### BRIEF:
Below are the records; collect from them each line containing the string "xlabel".

### DATA LINES:
================================

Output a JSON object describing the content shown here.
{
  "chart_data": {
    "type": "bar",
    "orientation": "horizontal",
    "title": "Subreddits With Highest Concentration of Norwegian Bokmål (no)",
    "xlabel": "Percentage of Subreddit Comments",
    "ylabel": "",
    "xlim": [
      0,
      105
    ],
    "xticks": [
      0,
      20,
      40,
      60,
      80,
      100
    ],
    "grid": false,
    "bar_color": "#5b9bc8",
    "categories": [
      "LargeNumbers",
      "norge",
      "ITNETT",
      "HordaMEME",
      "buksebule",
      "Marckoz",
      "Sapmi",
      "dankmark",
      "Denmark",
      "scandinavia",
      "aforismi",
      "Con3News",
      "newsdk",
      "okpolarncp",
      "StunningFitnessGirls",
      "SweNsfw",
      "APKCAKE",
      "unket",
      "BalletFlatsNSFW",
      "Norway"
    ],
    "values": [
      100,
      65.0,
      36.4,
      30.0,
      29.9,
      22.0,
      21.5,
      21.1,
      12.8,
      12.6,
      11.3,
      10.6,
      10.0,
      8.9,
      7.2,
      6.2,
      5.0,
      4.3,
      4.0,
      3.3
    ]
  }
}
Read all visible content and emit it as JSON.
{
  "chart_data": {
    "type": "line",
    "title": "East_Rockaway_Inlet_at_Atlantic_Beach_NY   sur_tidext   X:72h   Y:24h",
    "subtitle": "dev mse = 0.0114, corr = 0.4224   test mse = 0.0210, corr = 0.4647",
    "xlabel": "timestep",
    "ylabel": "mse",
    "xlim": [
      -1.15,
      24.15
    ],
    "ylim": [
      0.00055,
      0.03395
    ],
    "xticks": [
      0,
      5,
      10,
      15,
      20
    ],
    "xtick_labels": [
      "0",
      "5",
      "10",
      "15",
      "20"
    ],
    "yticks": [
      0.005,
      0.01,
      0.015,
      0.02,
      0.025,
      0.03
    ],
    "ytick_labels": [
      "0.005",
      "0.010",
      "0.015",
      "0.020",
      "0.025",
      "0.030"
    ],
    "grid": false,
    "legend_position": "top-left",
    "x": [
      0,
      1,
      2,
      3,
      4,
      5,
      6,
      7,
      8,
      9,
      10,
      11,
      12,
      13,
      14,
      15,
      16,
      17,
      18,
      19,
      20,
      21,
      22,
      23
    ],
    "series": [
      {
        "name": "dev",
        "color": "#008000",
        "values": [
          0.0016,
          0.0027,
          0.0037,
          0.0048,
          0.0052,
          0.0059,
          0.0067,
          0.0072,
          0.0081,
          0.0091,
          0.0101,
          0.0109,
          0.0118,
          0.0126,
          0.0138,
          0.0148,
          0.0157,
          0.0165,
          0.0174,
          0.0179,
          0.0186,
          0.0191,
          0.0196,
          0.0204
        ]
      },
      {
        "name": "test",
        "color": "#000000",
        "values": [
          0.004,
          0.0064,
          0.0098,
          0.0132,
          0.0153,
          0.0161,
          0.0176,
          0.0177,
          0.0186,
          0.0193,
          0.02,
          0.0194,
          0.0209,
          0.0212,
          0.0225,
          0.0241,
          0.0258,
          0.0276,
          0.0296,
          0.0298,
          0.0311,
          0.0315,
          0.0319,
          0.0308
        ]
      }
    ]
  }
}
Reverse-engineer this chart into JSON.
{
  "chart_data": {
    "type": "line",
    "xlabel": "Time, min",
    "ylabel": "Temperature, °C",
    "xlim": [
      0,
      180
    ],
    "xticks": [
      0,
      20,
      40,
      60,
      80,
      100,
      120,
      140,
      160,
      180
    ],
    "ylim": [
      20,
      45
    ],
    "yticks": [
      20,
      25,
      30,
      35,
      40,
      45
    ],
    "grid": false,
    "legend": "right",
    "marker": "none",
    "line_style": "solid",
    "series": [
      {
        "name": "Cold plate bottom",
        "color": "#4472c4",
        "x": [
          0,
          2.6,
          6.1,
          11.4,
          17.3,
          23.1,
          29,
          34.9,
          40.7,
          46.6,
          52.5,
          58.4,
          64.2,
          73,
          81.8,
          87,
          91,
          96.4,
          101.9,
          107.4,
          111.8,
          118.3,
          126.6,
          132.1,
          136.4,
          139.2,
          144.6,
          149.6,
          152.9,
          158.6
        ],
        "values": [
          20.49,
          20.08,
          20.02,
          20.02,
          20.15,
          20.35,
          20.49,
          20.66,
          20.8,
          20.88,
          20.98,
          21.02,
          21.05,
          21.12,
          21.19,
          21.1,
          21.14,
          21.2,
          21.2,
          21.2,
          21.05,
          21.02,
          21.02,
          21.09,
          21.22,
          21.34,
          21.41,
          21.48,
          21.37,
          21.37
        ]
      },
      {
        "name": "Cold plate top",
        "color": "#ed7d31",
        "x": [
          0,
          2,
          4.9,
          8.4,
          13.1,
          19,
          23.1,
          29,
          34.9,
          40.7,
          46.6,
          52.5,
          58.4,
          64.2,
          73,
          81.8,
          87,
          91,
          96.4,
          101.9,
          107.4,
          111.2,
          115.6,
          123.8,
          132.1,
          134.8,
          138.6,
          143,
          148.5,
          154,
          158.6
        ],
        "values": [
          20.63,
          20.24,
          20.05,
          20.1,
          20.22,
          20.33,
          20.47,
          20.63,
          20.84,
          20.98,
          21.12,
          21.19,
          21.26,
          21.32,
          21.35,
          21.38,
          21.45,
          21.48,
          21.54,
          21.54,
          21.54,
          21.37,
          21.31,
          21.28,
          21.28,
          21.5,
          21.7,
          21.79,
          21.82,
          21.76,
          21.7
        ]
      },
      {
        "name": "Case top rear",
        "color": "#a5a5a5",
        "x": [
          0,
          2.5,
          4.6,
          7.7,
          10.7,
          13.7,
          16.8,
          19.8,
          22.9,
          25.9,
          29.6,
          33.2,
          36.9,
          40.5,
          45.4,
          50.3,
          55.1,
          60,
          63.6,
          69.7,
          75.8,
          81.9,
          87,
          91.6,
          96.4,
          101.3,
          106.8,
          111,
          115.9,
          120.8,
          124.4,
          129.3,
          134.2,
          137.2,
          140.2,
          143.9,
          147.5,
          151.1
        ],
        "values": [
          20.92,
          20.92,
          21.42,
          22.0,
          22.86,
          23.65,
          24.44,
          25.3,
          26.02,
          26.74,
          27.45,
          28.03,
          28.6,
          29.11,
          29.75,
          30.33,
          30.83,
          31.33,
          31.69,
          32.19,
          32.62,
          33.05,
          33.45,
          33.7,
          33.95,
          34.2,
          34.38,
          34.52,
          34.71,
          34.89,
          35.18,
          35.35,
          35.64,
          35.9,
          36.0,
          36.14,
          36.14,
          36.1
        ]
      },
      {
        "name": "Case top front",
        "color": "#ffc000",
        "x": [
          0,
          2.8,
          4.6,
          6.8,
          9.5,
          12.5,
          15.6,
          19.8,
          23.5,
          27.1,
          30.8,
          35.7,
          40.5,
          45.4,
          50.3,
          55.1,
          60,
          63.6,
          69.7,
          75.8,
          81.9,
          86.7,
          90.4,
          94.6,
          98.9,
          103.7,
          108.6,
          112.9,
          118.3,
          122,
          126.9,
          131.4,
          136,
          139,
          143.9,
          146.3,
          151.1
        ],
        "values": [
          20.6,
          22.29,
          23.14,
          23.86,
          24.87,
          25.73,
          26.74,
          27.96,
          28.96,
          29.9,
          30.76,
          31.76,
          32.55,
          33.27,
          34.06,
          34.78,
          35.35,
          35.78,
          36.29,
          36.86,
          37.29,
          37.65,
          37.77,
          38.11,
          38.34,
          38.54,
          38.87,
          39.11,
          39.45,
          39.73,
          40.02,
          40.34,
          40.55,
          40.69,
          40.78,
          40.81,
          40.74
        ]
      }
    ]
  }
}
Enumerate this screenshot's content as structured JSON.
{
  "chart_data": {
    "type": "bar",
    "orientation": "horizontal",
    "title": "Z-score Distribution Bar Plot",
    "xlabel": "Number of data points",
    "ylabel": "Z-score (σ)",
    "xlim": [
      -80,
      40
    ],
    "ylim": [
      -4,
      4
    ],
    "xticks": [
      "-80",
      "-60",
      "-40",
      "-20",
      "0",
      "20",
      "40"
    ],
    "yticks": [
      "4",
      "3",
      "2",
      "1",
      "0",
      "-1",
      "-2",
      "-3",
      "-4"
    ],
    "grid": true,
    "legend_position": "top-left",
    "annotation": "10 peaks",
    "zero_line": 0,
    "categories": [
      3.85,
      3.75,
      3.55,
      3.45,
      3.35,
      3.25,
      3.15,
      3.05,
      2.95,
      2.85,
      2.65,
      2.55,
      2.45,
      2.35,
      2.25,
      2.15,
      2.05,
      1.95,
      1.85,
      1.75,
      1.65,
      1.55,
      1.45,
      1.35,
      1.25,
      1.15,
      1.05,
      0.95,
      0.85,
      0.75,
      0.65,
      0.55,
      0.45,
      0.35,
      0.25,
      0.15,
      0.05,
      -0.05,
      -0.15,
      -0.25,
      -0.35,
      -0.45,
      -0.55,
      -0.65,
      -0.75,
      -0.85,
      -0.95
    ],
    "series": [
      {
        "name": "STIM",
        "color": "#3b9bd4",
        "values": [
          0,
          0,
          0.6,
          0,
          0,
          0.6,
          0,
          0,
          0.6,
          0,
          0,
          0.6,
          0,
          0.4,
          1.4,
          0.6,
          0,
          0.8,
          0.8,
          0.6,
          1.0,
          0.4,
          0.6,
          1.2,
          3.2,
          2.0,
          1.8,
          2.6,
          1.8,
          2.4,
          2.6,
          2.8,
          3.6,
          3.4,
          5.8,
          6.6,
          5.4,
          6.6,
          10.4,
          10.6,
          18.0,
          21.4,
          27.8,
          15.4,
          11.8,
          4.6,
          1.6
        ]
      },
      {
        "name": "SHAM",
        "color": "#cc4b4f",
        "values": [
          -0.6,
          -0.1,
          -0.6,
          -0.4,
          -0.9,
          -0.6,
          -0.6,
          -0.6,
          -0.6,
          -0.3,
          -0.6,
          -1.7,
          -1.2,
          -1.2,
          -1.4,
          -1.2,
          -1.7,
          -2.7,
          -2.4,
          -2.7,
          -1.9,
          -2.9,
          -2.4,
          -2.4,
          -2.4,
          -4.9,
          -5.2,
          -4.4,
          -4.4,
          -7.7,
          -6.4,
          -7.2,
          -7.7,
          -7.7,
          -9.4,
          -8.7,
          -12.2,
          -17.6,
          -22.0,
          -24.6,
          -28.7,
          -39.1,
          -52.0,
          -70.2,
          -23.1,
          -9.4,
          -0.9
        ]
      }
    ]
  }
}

================================

### RESULT OF THE EXERCISE:
    "xlabel": "Percentage of Subreddit Comments",
    "xlabel": "timestep",
    "xlabel": "Time, min",
    "xlabel": "Number of data points",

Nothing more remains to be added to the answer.